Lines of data
· · · ·

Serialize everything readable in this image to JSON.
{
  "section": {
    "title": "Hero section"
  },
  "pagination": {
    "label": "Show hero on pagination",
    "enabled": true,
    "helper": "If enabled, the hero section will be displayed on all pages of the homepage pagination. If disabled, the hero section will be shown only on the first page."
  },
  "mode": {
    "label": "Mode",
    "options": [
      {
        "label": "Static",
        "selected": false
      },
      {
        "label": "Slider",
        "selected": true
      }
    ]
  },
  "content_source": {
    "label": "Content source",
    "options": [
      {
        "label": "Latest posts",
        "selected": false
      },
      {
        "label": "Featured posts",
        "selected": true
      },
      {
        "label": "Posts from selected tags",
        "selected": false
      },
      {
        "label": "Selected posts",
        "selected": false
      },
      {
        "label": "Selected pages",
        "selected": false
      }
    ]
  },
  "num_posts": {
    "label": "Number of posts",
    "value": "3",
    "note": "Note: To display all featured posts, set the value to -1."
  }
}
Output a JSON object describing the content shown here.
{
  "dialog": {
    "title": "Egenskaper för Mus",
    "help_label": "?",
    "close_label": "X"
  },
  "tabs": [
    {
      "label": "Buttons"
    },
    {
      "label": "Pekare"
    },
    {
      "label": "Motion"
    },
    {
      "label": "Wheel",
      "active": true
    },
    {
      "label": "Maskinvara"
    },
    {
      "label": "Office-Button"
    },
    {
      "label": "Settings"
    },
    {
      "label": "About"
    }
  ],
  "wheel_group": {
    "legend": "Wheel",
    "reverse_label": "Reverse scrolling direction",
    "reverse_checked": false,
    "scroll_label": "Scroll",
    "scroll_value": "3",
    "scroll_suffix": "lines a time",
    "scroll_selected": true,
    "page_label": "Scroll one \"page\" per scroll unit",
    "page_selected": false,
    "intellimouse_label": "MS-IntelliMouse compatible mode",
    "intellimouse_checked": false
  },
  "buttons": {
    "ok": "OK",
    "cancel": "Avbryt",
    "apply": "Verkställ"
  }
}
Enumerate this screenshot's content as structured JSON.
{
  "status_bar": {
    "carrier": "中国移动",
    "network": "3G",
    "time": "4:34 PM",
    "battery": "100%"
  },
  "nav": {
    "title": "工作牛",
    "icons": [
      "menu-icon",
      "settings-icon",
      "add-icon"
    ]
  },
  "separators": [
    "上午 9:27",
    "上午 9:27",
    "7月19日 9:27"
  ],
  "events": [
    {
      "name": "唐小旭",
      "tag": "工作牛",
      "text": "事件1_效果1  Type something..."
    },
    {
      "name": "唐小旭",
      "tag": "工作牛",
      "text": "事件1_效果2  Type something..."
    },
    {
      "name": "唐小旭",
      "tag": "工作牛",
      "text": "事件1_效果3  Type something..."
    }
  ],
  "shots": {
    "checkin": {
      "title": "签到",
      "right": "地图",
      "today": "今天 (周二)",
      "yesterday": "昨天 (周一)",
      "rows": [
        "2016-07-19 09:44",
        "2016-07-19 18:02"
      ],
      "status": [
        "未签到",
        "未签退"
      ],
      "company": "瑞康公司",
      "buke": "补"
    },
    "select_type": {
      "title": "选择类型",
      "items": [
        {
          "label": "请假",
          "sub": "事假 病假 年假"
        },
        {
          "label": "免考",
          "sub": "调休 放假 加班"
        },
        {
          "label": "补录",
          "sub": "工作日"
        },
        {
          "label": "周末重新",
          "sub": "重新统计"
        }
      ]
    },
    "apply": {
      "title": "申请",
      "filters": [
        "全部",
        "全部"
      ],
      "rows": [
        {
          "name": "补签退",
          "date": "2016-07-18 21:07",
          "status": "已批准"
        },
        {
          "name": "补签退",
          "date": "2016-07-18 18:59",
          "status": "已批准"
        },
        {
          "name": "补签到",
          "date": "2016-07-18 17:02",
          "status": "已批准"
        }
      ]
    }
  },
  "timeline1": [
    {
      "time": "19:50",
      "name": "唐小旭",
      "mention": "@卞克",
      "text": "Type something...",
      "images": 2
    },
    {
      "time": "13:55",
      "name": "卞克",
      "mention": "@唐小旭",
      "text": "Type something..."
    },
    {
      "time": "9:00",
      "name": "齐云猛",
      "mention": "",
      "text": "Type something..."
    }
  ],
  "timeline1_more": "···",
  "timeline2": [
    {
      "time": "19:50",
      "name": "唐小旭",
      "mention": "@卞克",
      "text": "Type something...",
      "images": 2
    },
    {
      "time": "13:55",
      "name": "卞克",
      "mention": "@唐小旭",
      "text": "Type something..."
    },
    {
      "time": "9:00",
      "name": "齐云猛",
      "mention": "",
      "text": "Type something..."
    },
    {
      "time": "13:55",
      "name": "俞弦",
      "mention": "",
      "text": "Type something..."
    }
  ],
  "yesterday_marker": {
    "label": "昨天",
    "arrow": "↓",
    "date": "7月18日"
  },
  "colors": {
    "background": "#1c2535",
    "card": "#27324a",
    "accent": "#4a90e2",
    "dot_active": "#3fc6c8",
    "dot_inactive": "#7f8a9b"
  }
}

· · · ·

**WHAT THE TASK ASKS**: Copy the material above, line for line.

**ANSWER BELOW**:
Serialize everything readable in this image to JSON.
{
  "section": {
    "title": "Hero section"
  },
  "pagination": {
    "label": "Show hero on pagination",
    "enabled": true,
    "helper": "If enabled, the hero section will be displayed on all pages of the homepage pagination. If disabled, the hero section will be shown only on the first page."
  },
  "mode": {
    "label": "Mode",
    "options": [
      {
        "label": "Static",
        "selected": false
      },
      {
        "label": "Slider",
        "selected": true
      }
    ]
  },
  "content_source": {
    "label": "Content source",
    "options": [
      {
        "label": "Latest posts",
        "selected": false
      },
      {
        "label": "Featured posts",
        "selected": true
      },
      {
        "label": "Posts from selected tags",
        "selected": false
      },
      {
        "label": "Selected posts",
        "selected": false
      },
      {
        "label": "Selected pages",
        "selected": false
      }
    ]
  },
  "num_posts": {
    "label": "Number of posts",
    "value": "3",
    "note": "Note: To display all featured posts, set the value to -1."
  }
}
Output a JSON object describing the content shown here.
{
  "dialog": {
    "title": "Egenskaper för Mus",
    "help_label": "?",
    "close_label": "X"
  },
  "tabs": [
    {
      "label": "Buttons"
    },
    {
      "label": "Pekare"
    },
    {
      "label": "Motion"
    },
    {
      "label": "Wheel",
      "active": true
    },
    {
      "label": "Maskinvara"
    },
    {
      "label": "Office-Button"
    },
    {
      "label": "Settings"
    },
    {
      "label": "About"
    }
  ],
  "wheel_group": {
    "legend": "Wheel",
    "reverse_label": "Reverse scrolling direction",
    "reverse_checked": false,
    "scroll_label": "Scroll",
    "scroll_value": "3",
    "scroll_suffix": "lines a time",
    "scroll_selected": true,
    "page_label": "Scroll one \"page\" per scroll unit",
    "page_selected": false,
    "intellimouse_label": "MS-IntelliMouse compatible mode",
    "intellimouse_checked": false
  },
  "buttons": {
    "ok": "OK",
    "cancel": "Avbryt",
    "apply": "Verkställ"
  }
}
Enumerate this screenshot's content as structured JSON.
{
  "status_bar": {
    "carrier": "中国移动",
    "network": "3G",
    "time": "4:34 PM",
    "battery": "100%"
  },
  "nav": {
    "title": "工作牛",
    "icons": [
      "menu-icon",
      "settings-icon",
      "add-icon"
    ]
  },
  "separators": [
    "上午 9:27",
    "上午 9:27",
    "7月19日 9:27"
  ],
  "events": [
    {
      "name": "唐小旭",
      "tag": "工作牛",
      "text": "事件1_效果1  Type something..."
    },
    {
      "name": "唐小旭",
      "tag": "工作牛",
      "text": "事件1_效果2  Type something..."
    },
    {
      "name": "唐小旭",
      "tag": "工作牛",
      "text": "事件1_效果3  Type something..."
    }
  ],
  "shots": {
    "checkin": {
      "title": "签到",
      "right": "地图",
      "today": "今天 (周二)",
      "yesterday": "昨天 (周一)",
      "rows": [
        "2016-07-19 09:44",
        "2016-07-19 18:02"
      ],
      "status": [
        "未签到",
        "未签退"
      ],
      "company": "瑞康公司",
      "buke": "补"
    },
    "select_type": {
      "title": "选择类型",
      "items": [
        {
          "label": "请假",
          "sub": "事假 病假 年假"
        },
        {
          "label": "免考",
          "sub": "调休 放假 加班"
        },
        {
          "label": "补录",
          "sub": "工作日"
        },
        {
          "label": "周末重新",
          "sub": "重新统计"
        }
      ]
    },
    "apply": {
      "title": "申请",
      "filters": [
        "全部",
        "全部"
      ],
      "rows": [
        {
          "name": "补签退",
          "date": "2016-07-18 21:07",
          "status": "已批准"
        },
        {
          "name": "补签退",
          "date": "2016-07-18 18:59",
          "status": "已批准"
        },
        {
          "name": "补签到",
          "date": "2016-07-18 17:02",
          "status": "已批准"
        }
      ]
    }
  },
  "timeline1": [
    {
      "time": "19:50",
      "name": "唐小旭",
      "mention": "@卞克",
      "text": "Type something...",
      "images": 2
    },
    {
      "time": "13:55",
      "name": "卞克",
      "mention": "@唐小旭",
      "text": "Type something..."
    },
    {
      "time": "9:00",
      "name": "齐云猛",
      "mention": "",
      "text": "Type something..."
    }
  ],
  "timeline1_more": "···",
  "timeline2": [
    {
      "time": "19:50",
      "name": "唐小旭",
      "mention": "@卞克",
      "text": "Type something...",
      "images": 2
    },
    {
      "time": "13:55",
      "name": "卞克",
      "mention": "@唐小旭",
      "text": "Type something..."
    },
    {
      "time": "9:00",
      "name": "齐云猛",
      "mention": "",
      "text": "Type something..."
    },
    {
      "time": "13:55",
      "name": "俞弦",
      "mention": "",
      "text": "Type something..."
    }
  ],
  "yesterday_marker": {
    "label": "昨天",
    "arrow": "↓",
    "date": "7月18日"
  },
  "colors": {
    "background": "#1c2535",
    "card": "#27324a",
    "accent": "#4a90e2",
    "dot_active": "#3fc6c8",
    "dot_inactive": "#7f8a9b"
  }
}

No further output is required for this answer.